WHAT THIS TASK INVOLVES » Reproduce this listing in full.
─── DATA SECTION
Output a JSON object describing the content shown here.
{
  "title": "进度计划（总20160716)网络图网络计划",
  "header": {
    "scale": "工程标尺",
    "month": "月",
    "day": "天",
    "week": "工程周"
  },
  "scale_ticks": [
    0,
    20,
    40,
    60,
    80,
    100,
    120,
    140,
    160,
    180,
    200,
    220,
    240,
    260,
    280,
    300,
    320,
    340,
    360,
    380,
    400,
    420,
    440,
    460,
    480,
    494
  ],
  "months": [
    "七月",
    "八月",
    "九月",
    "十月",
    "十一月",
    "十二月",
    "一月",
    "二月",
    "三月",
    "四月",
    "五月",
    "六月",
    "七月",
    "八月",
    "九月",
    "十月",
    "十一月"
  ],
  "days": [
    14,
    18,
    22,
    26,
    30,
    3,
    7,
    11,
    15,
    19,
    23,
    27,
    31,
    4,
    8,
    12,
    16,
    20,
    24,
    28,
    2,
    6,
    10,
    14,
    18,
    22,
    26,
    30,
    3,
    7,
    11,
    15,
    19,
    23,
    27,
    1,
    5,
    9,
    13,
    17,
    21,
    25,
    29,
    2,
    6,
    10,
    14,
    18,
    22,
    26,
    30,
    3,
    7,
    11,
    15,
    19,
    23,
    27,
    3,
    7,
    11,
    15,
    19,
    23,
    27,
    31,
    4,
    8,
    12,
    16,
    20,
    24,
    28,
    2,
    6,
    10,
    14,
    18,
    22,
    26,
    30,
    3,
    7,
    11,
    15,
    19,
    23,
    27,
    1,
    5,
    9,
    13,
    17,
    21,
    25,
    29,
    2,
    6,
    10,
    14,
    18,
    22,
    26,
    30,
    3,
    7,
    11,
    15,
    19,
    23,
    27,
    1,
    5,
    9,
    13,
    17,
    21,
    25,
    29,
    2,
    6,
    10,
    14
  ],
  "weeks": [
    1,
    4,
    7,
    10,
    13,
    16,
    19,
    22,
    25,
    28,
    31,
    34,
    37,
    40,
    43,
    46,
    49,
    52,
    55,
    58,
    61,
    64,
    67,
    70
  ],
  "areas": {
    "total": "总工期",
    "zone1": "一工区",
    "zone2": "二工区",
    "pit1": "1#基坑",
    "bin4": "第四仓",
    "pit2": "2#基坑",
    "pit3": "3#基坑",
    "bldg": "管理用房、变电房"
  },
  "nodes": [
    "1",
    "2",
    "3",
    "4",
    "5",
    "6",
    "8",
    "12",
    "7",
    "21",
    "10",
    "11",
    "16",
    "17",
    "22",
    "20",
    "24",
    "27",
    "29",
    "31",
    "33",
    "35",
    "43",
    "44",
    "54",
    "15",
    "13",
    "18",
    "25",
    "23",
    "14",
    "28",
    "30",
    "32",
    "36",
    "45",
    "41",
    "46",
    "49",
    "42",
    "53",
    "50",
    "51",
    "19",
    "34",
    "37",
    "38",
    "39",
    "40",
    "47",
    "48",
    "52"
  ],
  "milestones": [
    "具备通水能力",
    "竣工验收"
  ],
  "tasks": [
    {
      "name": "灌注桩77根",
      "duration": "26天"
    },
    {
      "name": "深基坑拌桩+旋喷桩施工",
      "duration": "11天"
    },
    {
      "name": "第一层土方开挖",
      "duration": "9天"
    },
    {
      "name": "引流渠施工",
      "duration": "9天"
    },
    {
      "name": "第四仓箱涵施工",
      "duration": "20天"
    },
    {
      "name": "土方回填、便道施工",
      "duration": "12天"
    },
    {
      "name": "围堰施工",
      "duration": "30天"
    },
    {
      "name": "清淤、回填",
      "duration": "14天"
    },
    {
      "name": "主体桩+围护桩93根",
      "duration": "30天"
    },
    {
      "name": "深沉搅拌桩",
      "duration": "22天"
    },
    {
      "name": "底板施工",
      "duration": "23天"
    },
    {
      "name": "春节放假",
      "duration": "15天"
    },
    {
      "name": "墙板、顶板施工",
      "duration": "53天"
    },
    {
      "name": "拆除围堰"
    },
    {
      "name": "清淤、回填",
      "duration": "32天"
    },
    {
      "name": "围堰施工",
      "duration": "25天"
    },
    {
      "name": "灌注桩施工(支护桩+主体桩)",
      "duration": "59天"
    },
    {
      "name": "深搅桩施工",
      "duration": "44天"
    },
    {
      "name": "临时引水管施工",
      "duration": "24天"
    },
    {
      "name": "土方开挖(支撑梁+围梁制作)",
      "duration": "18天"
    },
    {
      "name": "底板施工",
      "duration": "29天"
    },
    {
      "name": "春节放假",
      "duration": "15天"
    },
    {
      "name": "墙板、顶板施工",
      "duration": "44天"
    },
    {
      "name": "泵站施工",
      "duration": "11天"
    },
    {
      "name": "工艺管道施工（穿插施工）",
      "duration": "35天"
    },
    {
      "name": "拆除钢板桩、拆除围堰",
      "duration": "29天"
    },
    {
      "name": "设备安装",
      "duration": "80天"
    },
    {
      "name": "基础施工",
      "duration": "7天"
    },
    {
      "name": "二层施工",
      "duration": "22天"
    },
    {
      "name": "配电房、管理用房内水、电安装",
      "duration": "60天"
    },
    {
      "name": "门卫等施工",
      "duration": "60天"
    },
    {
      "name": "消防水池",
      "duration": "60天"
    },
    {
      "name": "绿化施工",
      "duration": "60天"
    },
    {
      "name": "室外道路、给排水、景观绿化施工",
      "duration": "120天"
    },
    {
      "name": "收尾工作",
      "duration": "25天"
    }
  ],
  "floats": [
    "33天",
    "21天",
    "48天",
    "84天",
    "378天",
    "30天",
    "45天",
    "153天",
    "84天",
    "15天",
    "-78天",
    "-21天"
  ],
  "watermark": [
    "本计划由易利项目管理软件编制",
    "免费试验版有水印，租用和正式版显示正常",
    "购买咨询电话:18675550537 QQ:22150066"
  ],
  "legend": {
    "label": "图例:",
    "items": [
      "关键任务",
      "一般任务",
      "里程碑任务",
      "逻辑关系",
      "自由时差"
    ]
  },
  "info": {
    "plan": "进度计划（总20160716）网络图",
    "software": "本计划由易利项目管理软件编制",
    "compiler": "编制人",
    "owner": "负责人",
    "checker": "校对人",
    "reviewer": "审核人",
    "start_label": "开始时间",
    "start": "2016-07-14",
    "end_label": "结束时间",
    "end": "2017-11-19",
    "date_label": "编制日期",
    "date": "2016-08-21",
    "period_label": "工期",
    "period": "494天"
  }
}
──────
THE RESULT »
Output a JSON object describing the content shown here.
{
  "title": "进度计划（总20160716)网络图网络计划",
  "header": {
    "scale": "工程标尺",
    "month": "月",
    "day": "天",
    "week": "工程周"
  },
  "scale_ticks": [
    0,
    20,
    40,
    60,
    80,
    100,
    120,
    140,
    160,
    180,
    200,
    220,
    240,
    260,
    280,
    300,
    320,
    340,
    360,
    380,
    400,
    420,
    440,
    460,
    480,
    494
  ],
  "months": [
    "七月",
    "八月",
    "九月",
    "十月",
    "十一月",
    "十二月",
    "一月",
    "二月",
    "三月",
    "四月",
    "五月",
    "六月",
    "七月",
    "八月",
    "九月",
    "十月",
    "十一月"
  ],
  "days": [
    14,
    18,
    22,
    26,
    30,
    3,
    7,
    11,
    15,
    19,
    23,
    27,
    31,
    4,
    8,
    12,
    16,
    20,
    24,
    28,
    2,
    6,
    10,
    14,
    18,
    22,
    26,
    30,
    3,
    7,
    11,
    15,
    19,
    23,
    27,
    1,
    5,
    9,
    13,
    17,
    21,
    25,
    29,
    2,
    6,
    10,
    14,
    18,
    22,
    26,
    30,
    3,
    7,
    11,
    15,
    19,
    23,
    27,
    3,
    7,
    11,
    15,
    19,
    23,
    27,
    31,
    4,
    8,
    12,
    16,
    20,
    24,
    28,
    2,
    6,
    10,
    14,
    18,
    22,
    26,
    30,
    3,
    7,
    11,
    15,
    19,
    23,
    27,
    1,
    5,
    9,
    13,
    17,
    21,
    25,
    29,
    2,
    6,
    10,
    14,
    18,
    22,
    26,
    30,
    3,
    7,
    11,
    15,
    19,
    23,
    27,
    1,
    5,
    9,
    13,
    17,
    21,
    25,
    29,
    2,
    6,
    10,
    14
  ],
  "weeks": [
    1,
    4,
    7,
    10,
    13,
    16,
    19,
    22,
    25,
    28,
    31,
    34,
    37,
    40,
    43,
    46,
    49,
    52,
    55,
    58,
    61,
    64,
    67,
    70
  ],
  "areas": {
    "total": "总工期",
    "zone1": "一工区",
    "zone2": "二工区",
    "pit1": "1#基坑",
    "bin4": "第四仓",
    "pit2": "2#基坑",
    "pit3": "3#基坑",
    "bldg": "管理用房、变电房"
  },
  "nodes": [
    "1",
    "2",
    "3",
    "4",
    "5",
    "6",
    "8",
    "12",
    "7",
    "21",
    "10",
    "11",
    "16",
    "17",
    "22",
    "20",
    "24",
    "27",
    "29",
    "31",
    "33",
    "35",
    "43",
    "44",
    "54",
    "15",
    "13",
    "18",
    "25",
    "23",
    "14",
    "28",
    "30",
    "32",
    "36",
    "45",
    "41",
    "46",
    "49",
    "42",
    "53",
    "50",
    "51",
    "19",
    "34",
    "37",
    "38",
    "39",
    "40",
    "47",
    "48",
    "52"
  ],
  "milestones": [
    "具备通水能力",
    "竣工验收"
  ],
  "tasks": [
    {
      "name": "灌注桩77根",
      "duration": "26天"
    },
    {
      "name": "深基坑拌桩+旋喷桩施工",
      "duration": "11天"
    },
    {
      "name": "第一层土方开挖",
      "duration": "9天"
    },
    {
      "name": "引流渠施工",
      "duration": "9天"
    },
    {
      "name": "第四仓箱涵施工",
      "duration": "20天"
    },
    {
      "name": "土方回填、便道施工",
      "duration": "12天"
    },
    {
      "name": "围堰施工",
      "duration": "30天"
    },
    {
      "name": "清淤、回填",
      "duration": "14天"
    },
    {
      "name": "主体桩+围护桩93根",
      "duration": "30天"
    },
    {
      "name": "深沉搅拌桩",
      "duration": "22天"
    },
    {
      "name": "底板施工",
      "duration": "23天"
    },
    {
      "name": "春节放假",
      "duration": "15天"
    },
    {
      "name": "墙板、顶板施工",
      "duration": "53天"
    },
    {
      "name": "拆除围堰"
    },
    {
      "name": "清淤、回填",
      "duration": "32天"
    },
    {
      "name": "围堰施工",
      "duration": "25天"
    },
    {
      "name": "灌注桩施工(支护桩+主体桩)",
      "duration": "59天"
    },
    {
      "name": "深搅桩施工",
      "duration": "44天"
    },
    {
      "name": "临时引水管施工",
      "duration": "24天"
    },
    {
      "name": "土方开挖(支撑梁+围梁制作)",
      "duration": "18天"
    },
    {
      "name": "底板施工",
      "duration": "29天"
    },
    {
      "name": "春节放假",
      "duration": "15天"
    },
    {
      "name": "墙板、顶板施工",
      "duration": "44天"
    },
    {
      "name": "泵站施工",
      "duration": "11天"
    },
    {
      "name": "工艺管道施工（穿插施工）",
      "duration": "35天"
    },
    {
      "name": "拆除钢板桩、拆除围堰",
      "duration": "29天"
    },
    {
      "name": "设备安装",
      "duration": "80天"
    },
    {
      "name": "基础施工",
      "duration": "7天"
    },
    {
      "name": "二层施工",
      "duration": "22天"
    },
    {
      "name": "配电房、管理用房内水、电安装",
      "duration": "60天"
    },
    {
      "name": "门卫等施工",
      "duration": "60天"
    },
    {
      "name": "消防水池",
      "duration": "60天"
    },
    {
      "name": "绿化施工",
      "duration": "60天"
    },
    {
      "name": "室外道路、给排水、景观绿化施工",
      "duration": "120天"
    },
    {
      "name": "收尾工作",
      "duration": "25天"
    }
  ],
  "floats": [
    "33天",
    "21天",
    "48天",
    "84天",
    "378天",
    "30天",
    "45天",
    "153天",
    "84天",
    "15天",
    "-78天",
    "-21天"
  ],
  "watermark": [
    "本计划由易利项目管理软件编制",
    "免费试验版有水印，租用和正式版显示正常",
    "购买咨询电话:18675550537 QQ:22150066"
  ],
  "legend": {
    "label": "图例:",
    "items": [
      "关键任务",
      "一般任务",
      "里程碑任务",
      "逻辑关系",
      "自由时差"
    ]
  },
  "info": {
    "plan": "进度计划（总20160716）网络图",
    "software": "本计划由易利项目管理软件编制",
    "compiler": "编制人",
    "owner": "负责人",
    "checker": "校对人",
    "reviewer": "审核人",
    "start_label": "开始时间",
    "start": "2016-07-14",
    "end_label": "结束时间",
    "end": "2017-11-19",
    "date_label": "编制日期",
    "date": "2016-08-21",
    "period_label": "工期",
    "period": "494天"
  }
}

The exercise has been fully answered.